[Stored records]
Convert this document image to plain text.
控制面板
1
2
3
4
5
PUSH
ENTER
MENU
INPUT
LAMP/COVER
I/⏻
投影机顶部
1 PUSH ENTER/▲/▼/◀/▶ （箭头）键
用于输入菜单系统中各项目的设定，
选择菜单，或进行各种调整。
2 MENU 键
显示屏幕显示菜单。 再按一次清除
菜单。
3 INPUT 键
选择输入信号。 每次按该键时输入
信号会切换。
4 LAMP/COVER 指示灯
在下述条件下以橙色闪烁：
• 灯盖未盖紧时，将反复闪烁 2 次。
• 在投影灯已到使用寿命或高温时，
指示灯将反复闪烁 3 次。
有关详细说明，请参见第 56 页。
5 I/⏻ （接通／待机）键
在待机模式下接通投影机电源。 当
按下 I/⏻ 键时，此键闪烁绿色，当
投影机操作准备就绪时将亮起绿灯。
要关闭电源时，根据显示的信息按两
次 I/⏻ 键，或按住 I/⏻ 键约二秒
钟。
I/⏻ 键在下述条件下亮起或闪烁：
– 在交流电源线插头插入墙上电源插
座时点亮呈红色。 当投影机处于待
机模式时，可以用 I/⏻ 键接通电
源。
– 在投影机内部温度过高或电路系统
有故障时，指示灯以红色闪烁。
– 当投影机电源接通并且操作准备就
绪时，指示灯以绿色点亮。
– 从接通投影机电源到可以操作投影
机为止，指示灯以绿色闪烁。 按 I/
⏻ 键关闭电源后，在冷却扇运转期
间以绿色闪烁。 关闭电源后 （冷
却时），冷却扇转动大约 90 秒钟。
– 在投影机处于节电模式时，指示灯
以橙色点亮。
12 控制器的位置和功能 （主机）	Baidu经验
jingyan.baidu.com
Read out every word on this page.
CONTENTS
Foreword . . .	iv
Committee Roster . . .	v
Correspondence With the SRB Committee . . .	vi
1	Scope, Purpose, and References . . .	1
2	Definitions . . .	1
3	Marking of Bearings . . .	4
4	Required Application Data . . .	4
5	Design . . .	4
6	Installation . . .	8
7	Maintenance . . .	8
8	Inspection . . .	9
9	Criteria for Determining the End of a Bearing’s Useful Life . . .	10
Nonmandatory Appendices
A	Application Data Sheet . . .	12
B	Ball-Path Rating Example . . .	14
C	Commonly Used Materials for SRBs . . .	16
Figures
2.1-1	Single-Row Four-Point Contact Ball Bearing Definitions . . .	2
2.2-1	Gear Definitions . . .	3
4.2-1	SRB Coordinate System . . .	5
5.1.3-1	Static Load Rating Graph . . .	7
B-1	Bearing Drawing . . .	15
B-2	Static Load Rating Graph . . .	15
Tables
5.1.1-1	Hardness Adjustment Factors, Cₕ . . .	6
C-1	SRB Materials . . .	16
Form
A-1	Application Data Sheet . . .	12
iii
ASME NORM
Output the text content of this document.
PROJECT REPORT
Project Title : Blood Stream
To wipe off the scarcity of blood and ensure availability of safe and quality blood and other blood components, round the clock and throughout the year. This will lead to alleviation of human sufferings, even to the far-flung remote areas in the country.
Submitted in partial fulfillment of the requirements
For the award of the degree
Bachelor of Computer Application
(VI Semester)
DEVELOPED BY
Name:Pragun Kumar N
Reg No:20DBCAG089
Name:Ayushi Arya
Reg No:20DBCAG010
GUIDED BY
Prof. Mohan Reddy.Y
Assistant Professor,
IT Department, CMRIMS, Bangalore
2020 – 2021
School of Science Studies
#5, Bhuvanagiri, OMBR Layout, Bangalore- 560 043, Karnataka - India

• [PROBLEM DETAILS]:
Copy every line of the material, please, keeping it exactly the same.

• [RIGHT ANSWER]:
Convert this document image to plain text.
控制面板
1
2
3
4
5
PUSH
ENTER
MENU
INPUT
LAMP/COVER
I/⏻
投影机顶部
1 PUSH ENTER/▲/▼/◀/▶ （箭头）键
用于输入菜单系统中各项目的设定，
选择菜单，或进行各种调整。
2 MENU 键
显示屏幕显示菜单。 再按一次清除
菜单。
3 INPUT 键
选择输入信号。 每次按该键时输入
信号会切换。
4 LAMP/COVER 指示灯
在下述条件下以橙色闪烁：
• 灯盖未盖紧时，将反复闪烁 2 次。
• 在投影灯已到使用寿命或高温时，
指示灯将反复闪烁 3 次。
有关详细说明，请参见第 56 页。
5 I/⏻ （接通／待机）键
在待机模式下接通投影机电源。 当
按下 I/⏻ 键时，此键闪烁绿色，当
投影机操作准备就绪时将亮起绿灯。
要关闭电源时，根据显示的信息按两
次 I/⏻ 键，或按住 I/⏻ 键约二秒
钟。
I/⏻ 键在下述条件下亮起或闪烁：
– 在交流电源线插头插入墙上电源插
座时点亮呈红色。 当投影机处于待
机模式时，可以用 I/⏻ 键接通电
源。
– 在投影机内部温度过高或电路系统
有故障时，指示灯以红色闪烁。
– 当投影机电源接通并且操作准备就
绪时，指示灯以绿色点亮。
– 从接通投影机电源到可以操作投影
机为止，指示灯以绿色闪烁。 按 I/
⏻ 键关闭电源后，在冷却扇运转期
间以绿色闪烁。 关闭电源后 （冷
却时），冷却扇转动大约 90 秒钟。
– 在投影机处于节电模式时，指示灯
以橙色点亮。
12 控制器的位置和功能 （主机）	Baidu经验
jingyan.baidu.com
Read out every word on this page.
CONTENTS
Foreword . . .	iv
Committee Roster . . .	v
Correspondence With the SRB Committee . . .	vi
1	Scope, Purpose, and References . . .	1
2	Definitions . . .	1
3	Marking of Bearings . . .	4
4	Required Application Data . . .	4
5	Design . . .	4
6	Installation . . .	8
7	Maintenance . . .	8
8	Inspection . . .	9
9	Criteria for Determining the End of a Bearing’s Useful Life . . .	10
Nonmandatory Appendices
A	Application Data Sheet . . .	12
B	Ball-Path Rating Example . . .	14
C	Commonly Used Materials for SRBs . . .	16
Figures
2.1-1	Single-Row Four-Point Contact Ball Bearing Definitions . . .	2
2.2-1	Gear Definitions . . .	3
4.2-1	SRB Coordinate System . . .	5
5.1.3-1	Static Load Rating Graph . . .	7
B-1	Bearing Drawing . . .	15
B-2	Static Load Rating Graph . . .	15
Tables
5.1.1-1	Hardness Adjustment Factors, Cₕ . . .	6
C-1	SRB Materials . . .	16
Form
A-1	Application Data Sheet . . .	12
iii
ASME NORM
Output the text content of this document.
PROJECT REPORT
Project Title : Blood Stream
To wipe off the scarcity of blood and ensure availability of safe and quality blood and other blood components, round the clock and throughout the year. This will lead to alleviation of human sufferings, even to the far-flung remote areas in the country.
Submitted in partial fulfillment of the requirements
For the award of the degree
Bachelor of Computer Application
(VI Semester)
DEVELOPED BY
Name:Pragun Kumar N
Reg No:20DBCAG089
Name:Ayushi Arya
Reg No:20DBCAG010
GUIDED BY
Prof. Mohan Reddy.Y
Assistant Professor,
IT Department, CMRIMS, Bangalore
2020 – 2021
School of Science Studies
#5, Bhuvanagiri, OMBR Layout, Bangalore- 560 043, Karnataka - India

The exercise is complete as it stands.